● DESCRIPTION OF THE TASK: Skip the pictures and extract all of the lines exactly as written.

● DATA ROWS:
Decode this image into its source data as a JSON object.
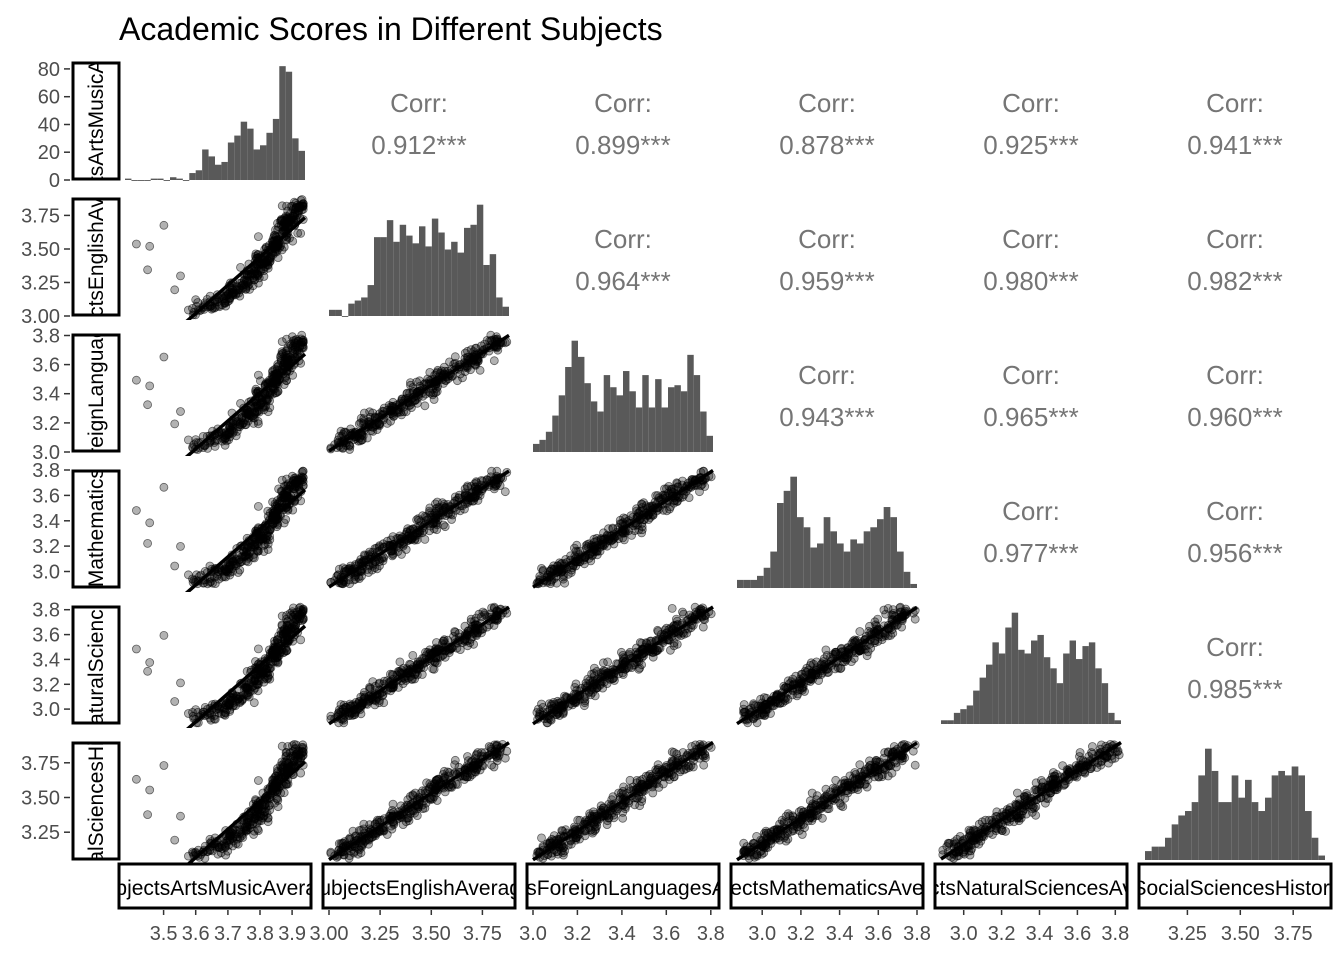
{
  "chart_data": {
    "type": "scatter-matrix",
    "title": "Academic Scores in Different Subjects",
    "variables": [
      {
        "label": "SubjectsArtsMusicAverage",
        "x_ticks": [
          3.5,
          3.6,
          3.7,
          3.8,
          3.9
        ],
        "x_tick_labels": [
          "3.5",
          "3.6",
          "3.7",
          "3.8",
          "3.9"
        ],
        "range": [
          3.38,
          3.94
        ],
        "y_ticks": [],
        "y_tick_labels": []
      },
      {
        "label": "SubjectsEnglishAverage",
        "x_ticks": [
          3.0,
          3.25,
          3.5,
          3.75
        ],
        "x_tick_labels": [
          "3.00",
          "3.25",
          "3.50",
          "3.75"
        ],
        "range": [
          3.0,
          3.88
        ],
        "y_ticks": [
          3.0,
          3.25,
          3.5,
          3.75
        ],
        "y_tick_labels": [
          "3.00",
          "3.25",
          "3.50",
          "3.75"
        ]
      },
      {
        "label": "SubjectsForeignLanguagesAverage",
        "x_ticks": [
          3.0,
          3.2,
          3.4,
          3.6,
          3.8
        ],
        "x_tick_labels": [
          "3.0",
          "3.2",
          "3.4",
          "3.6",
          "3.8"
        ],
        "range": [
          3.0,
          3.81
        ],
        "y_ticks": [
          3.0,
          3.2,
          3.4,
          3.6,
          3.8
        ],
        "y_tick_labels": [
          "3.0",
          "3.2",
          "3.4",
          "3.6",
          "3.8"
        ]
      },
      {
        "label": "SubjectsMathematicsAverage",
        "x_ticks": [
          3.0,
          3.2,
          3.4,
          3.6,
          3.8
        ],
        "x_tick_labels": [
          "3.0",
          "3.2",
          "3.4",
          "3.6",
          "3.8"
        ],
        "range": [
          2.87,
          3.8
        ],
        "y_ticks": [
          3.0,
          3.2,
          3.4,
          3.6,
          3.8
        ],
        "y_tick_labels": [
          "3.0",
          "3.2",
          "3.4",
          "3.6",
          "3.8"
        ]
      },
      {
        "label": "SubjectsNaturalSciencesAverage",
        "x_ticks": [
          3.0,
          3.2,
          3.4,
          3.6,
          3.8
        ],
        "x_tick_labels": [
          "3.0",
          "3.2",
          "3.4",
          "3.6",
          "3.8"
        ],
        "range": [
          2.88,
          3.83
        ],
        "y_ticks": [
          3.0,
          3.2,
          3.4,
          3.6,
          3.8
        ],
        "y_tick_labels": [
          "3.0",
          "3.2",
          "3.4",
          "3.6",
          "3.8"
        ]
      },
      {
        "label": "SubjectsSocialSciencesHistoryAverage",
        "x_ticks": [
          3.25,
          3.5,
          3.75
        ],
        "x_tick_labels": [
          "3.25",
          "3.50",
          "3.75"
        ],
        "range": [
          3.05,
          3.9
        ],
        "y_ticks": [
          3.25,
          3.5,
          3.75
        ],
        "y_tick_labels": [
          "3.25",
          "3.50",
          "3.75"
        ]
      }
    ],
    "count_axis": {
      "ticks": [
        0,
        20,
        40,
        60,
        80
      ],
      "tick_labels": [
        "0",
        "20",
        "40",
        "60",
        "80"
      ],
      "range": [
        0,
        85
      ]
    },
    "correlations": [
      {
        "row": 0,
        "col": 1,
        "label": "Corr:",
        "value": "0.912***"
      },
      {
        "row": 0,
        "col": 2,
        "label": "Corr:",
        "value": "0.899***"
      },
      {
        "row": 0,
        "col": 3,
        "label": "Corr:",
        "value": "0.878***"
      },
      {
        "row": 0,
        "col": 4,
        "label": "Corr:",
        "value": "0.925***"
      },
      {
        "row": 0,
        "col": 5,
        "label": "Corr:",
        "value": "0.941***"
      },
      {
        "row": 1,
        "col": 2,
        "label": "Corr:",
        "value": "0.964***"
      },
      {
        "row": 1,
        "col": 3,
        "label": "Corr:",
        "value": "0.959***"
      },
      {
        "row": 1,
        "col": 4,
        "label": "Corr:",
        "value": "0.980***"
      },
      {
        "row": 1,
        "col": 5,
        "label": "Corr:",
        "value": "0.982***"
      },
      {
        "row": 2,
        "col": 3,
        "label": "Corr:",
        "value": "0.943***"
      },
      {
        "row": 2,
        "col": 4,
        "label": "Corr:",
        "value": "0.965***"
      },
      {
        "row": 2,
        "col": 5,
        "label": "Corr:",
        "value": "0.960***"
      },
      {
        "row": 3,
        "col": 4,
        "label": "Corr:",
        "value": "0.977***"
      },
      {
        "row": 3,
        "col": 5,
        "label": "Corr:",
        "value": "0.956***"
      },
      {
        "row": 4,
        "col": 5,
        "label": "Corr:",
        "value": "0.985***"
      }
    ],
    "histograms": [
      [
        1,
        0,
        0,
        0,
        1,
        1,
        0,
        2,
        1,
        0,
        5,
        7,
        22,
        17,
        11,
        13,
        27,
        32,
        42,
        37,
        22,
        25,
        34,
        44,
        82,
        78,
        30,
        21
      ],
      [
        4,
        4,
        0,
        8,
        10,
        12,
        20,
        51,
        51,
        62,
        48,
        59,
        52,
        47,
        58,
        45,
        63,
        54,
        43,
        48,
        41,
        57,
        59,
        72,
        33,
        40,
        12,
        6
      ],
      [
        4,
        6,
        10,
        18,
        28,
        42,
        55,
        47,
        34,
        25,
        20,
        38,
        32,
        28,
        40,
        30,
        22,
        38,
        22,
        36,
        22,
        32,
        33,
        30,
        48,
        38,
        20,
        8
      ],
      [
        4,
        4,
        4,
        6,
        10,
        18,
        42,
        48,
        55,
        35,
        30,
        20,
        22,
        35,
        28,
        22,
        18,
        24,
        22,
        28,
        30,
        34,
        40,
        35,
        18,
        8,
        2
      ],
      [
        2,
        2,
        6,
        8,
        10,
        18,
        25,
        32,
        44,
        38,
        52,
        60,
        40,
        38,
        45,
        48,
        36,
        30,
        22,
        38,
        45,
        35,
        42,
        44,
        30,
        22,
        6,
        2
      ],
      [
        4,
        6,
        6,
        10,
        16,
        20,
        22,
        26,
        38,
        50,
        40,
        26,
        26,
        38,
        28,
        36,
        26,
        22,
        28,
        38,
        40,
        38,
        42,
        38,
        22,
        10,
        2
      ]
    ],
    "n_points": 360,
    "grid": false,
    "legend": "none"
  }
}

● RESULT FOR THIS EXERCISE:
Decode this image into its source data as a JSON object.
{
  "chart_data": {
    "type": "scatter-matrix",
    "title": "Academic Scores in Different Subjects",
    "variables": [
      {
        "label": "SubjectsArtsMusicAverage",
        "x_ticks": [
          3.5,
          3.6,
          3.7,
          3.8,
          3.9
        ],
        "x_tick_labels": [
          "3.5",
          "3.6",
          "3.7",
          "3.8",
          "3.9"
        ],
        "range": [
          3.38,
          3.94
        ],
        "y_ticks": [],
        "y_tick_labels": []
      },
      {
        "label": "SubjectsEnglishAverage",
        "x_ticks": [
          3.0,
          3.25,
          3.5,
          3.75
        ],
        "x_tick_labels": [
          "3.00",
          "3.25",
          "3.50",
          "3.75"
        ],
        "range": [
          3.0,
          3.88
        ],
        "y_ticks": [
          3.0,
          3.25,
          3.5,
          3.75
        ],
        "y_tick_labels": [
          "3.00",
          "3.25",
          "3.50",
          "3.75"
        ]
      },
      {
        "label": "SubjectsForeignLanguagesAverage",
        "x_ticks": [
          3.0,
          3.2,
          3.4,
          3.6,
          3.8
        ],
        "x_tick_labels": [
          "3.0",
          "3.2",
          "3.4",
          "3.6",
          "3.8"
        ],
        "range": [
          3.0,
          3.81
        ],
        "y_ticks": [
          3.0,
          3.2,
          3.4,
          3.6,
          3.8
        ],
        "y_tick_labels": [
          "3.0",
          "3.2",
          "3.4",
          "3.6",
          "3.8"
        ]
      },
      {
        "label": "SubjectsMathematicsAverage",
        "x_ticks": [
          3.0,
          3.2,
          3.4,
          3.6,
          3.8
        ],
        "x_tick_labels": [
          "3.0",
          "3.2",
          "3.4",
          "3.6",
          "3.8"
        ],
        "range": [
          2.87,
          3.8
        ],
        "y_ticks": [
          3.0,
          3.2,
          3.4,
          3.6,
          3.8
        ],
        "y_tick_labels": [
          "3.0",
          "3.2",
          "3.4",
          "3.6",
          "3.8"
        ]
      },
      {
        "label": "SubjectsNaturalSciencesAverage",
        "x_ticks": [
          3.0,
          3.2,
          3.4,
          3.6,
          3.8
        ],
        "x_tick_labels": [
          "3.0",
          "3.2",
          "3.4",
          "3.6",
          "3.8"
        ],
        "range": [
          2.88,
          3.83
        ],
        "y_ticks": [
          3.0,
          3.2,
          3.4,
          3.6,
          3.8
        ],
        "y_tick_labels": [
          "3.0",
          "3.2",
          "3.4",
          "3.6",
          "3.8"
        ]
      },
      {
        "label": "SubjectsSocialSciencesHistoryAverage",
        "x_ticks": [
          3.25,
          3.5,
          3.75
        ],
        "x_tick_labels": [
          "3.25",
          "3.50",
          "3.75"
        ],
        "range": [
          3.05,
          3.9
        ],
        "y_ticks": [
          3.25,
          3.5,
          3.75
        ],
        "y_tick_labels": [
          "3.25",
          "3.50",
          "3.75"
        ]
      }
    ],
    "count_axis": {
      "ticks": [
        0,
        20,
        40,
        60,
        80
      ],
      "tick_labels": [
        "0",
        "20",
        "40",
        "60",
        "80"
      ],
      "range": [
        0,
        85
      ]
    },
    "correlations": [
      {
        "row": 0,
        "col": 1,
        "label": "Corr:",
        "value": "0.912***"
      },
      {
        "row": 0,
        "col": 2,
        "label": "Corr:",
        "value": "0.899***"
      },
      {
        "row": 0,
        "col": 3,
        "label": "Corr:",
        "value": "0.878***"
      },
      {
        "row": 0,
        "col": 4,
        "label": "Corr:",
        "value": "0.925***"
      },
      {
        "row": 0,
        "col": 5,
        "label": "Corr:",
        "value": "0.941***"
      },
      {
        "row": 1,
        "col": 2,
        "label": "Corr:",
        "value": "0.964***"
      },
      {
        "row": 1,
        "col": 3,
        "label": "Corr:",
        "value": "0.959***"
      },
      {
        "row": 1,
        "col": 4,
        "label": "Corr:",
        "value": "0.980***"
      },
      {
        "row": 1,
        "col": 5,
        "label": "Corr:",
        "value": "0.982***"
      },
      {
        "row": 2,
        "col": 3,
        "label": "Corr:",
        "value": "0.943***"
      },
      {
        "row": 2,
        "col": 4,
        "label": "Corr:",
        "value": "0.965***"
      },
      {
        "row": 2,
        "col": 5,
        "label": "Corr:",
        "value": "0.960***"
      },
      {
        "row": 3,
        "col": 4,
        "label": "Corr:",
        "value": "0.977***"
      },
      {
        "row": 3,
        "col": 5,
        "label": "Corr:",
        "value": "0.956***"
      },
      {
        "row": 4,
        "col": 5,
        "label": "Corr:",
        "value": "0.985***"
      }
    ],
    "histograms": [
      [
        1,
        0,
        0,
        0,
        1,
        1,
        0,
        2,
        1,
        0,
        5,
        7,
        22,
        17,
        11,
        13,
        27,
        32,
        42,
        37,
        22,
        25,
        34,
        44,
        82,
        78,
        30,
        21
      ],
      [
        4,
        4,
        0,
        8,
        10,
        12,
        20,
        51,
        51,
        62,
        48,
        59,
        52,
        47,
        58,
        45,
        63,
        54,
        43,
        48,
        41,
        57,
        59,
        72,
        33,
        40,
        12,
        6
      ],
      [
        4,
        6,
        10,
        18,
        28,
        42,
        55,
        47,
        34,
        25,
        20,
        38,
        32,
        28,
        40,
        30,
        22,
        38,
        22,
        36,
        22,
        32,
        33,
        30,
        48,
        38,
        20,
        8
      ],
      [
        4,
        4,
        4,
        6,
        10,
        18,
        42,
        48,
        55,
        35,
        30,
        20,
        22,
        35,
        28,
        22,
        18,
        24,
        22,
        28,
        30,
        34,
        40,
        35,
        18,
        8,
        2
      ],
      [
        2,
        2,
        6,
        8,
        10,
        18,
        25,
        32,
        44,
        38,
        52,
        60,
        40,
        38,
        45,
        48,
        36,
        30,
        22,
        38,
        45,
        35,
        42,
        44,
        30,
        22,
        6,
        2
      ],
      [
        4,
        6,
        6,
        10,
        16,
        20,
        22,
        26,
        38,
        50,
        40,
        26,
        26,
        38,
        28,
        36,
        26,
        22,
        28,
        38,
        40,
        38,
        42,
        38,
        22,
        10,
        2
      ]
    ],
    "n_points": 360,
    "grid": false,
    "legend": "none"
  }
}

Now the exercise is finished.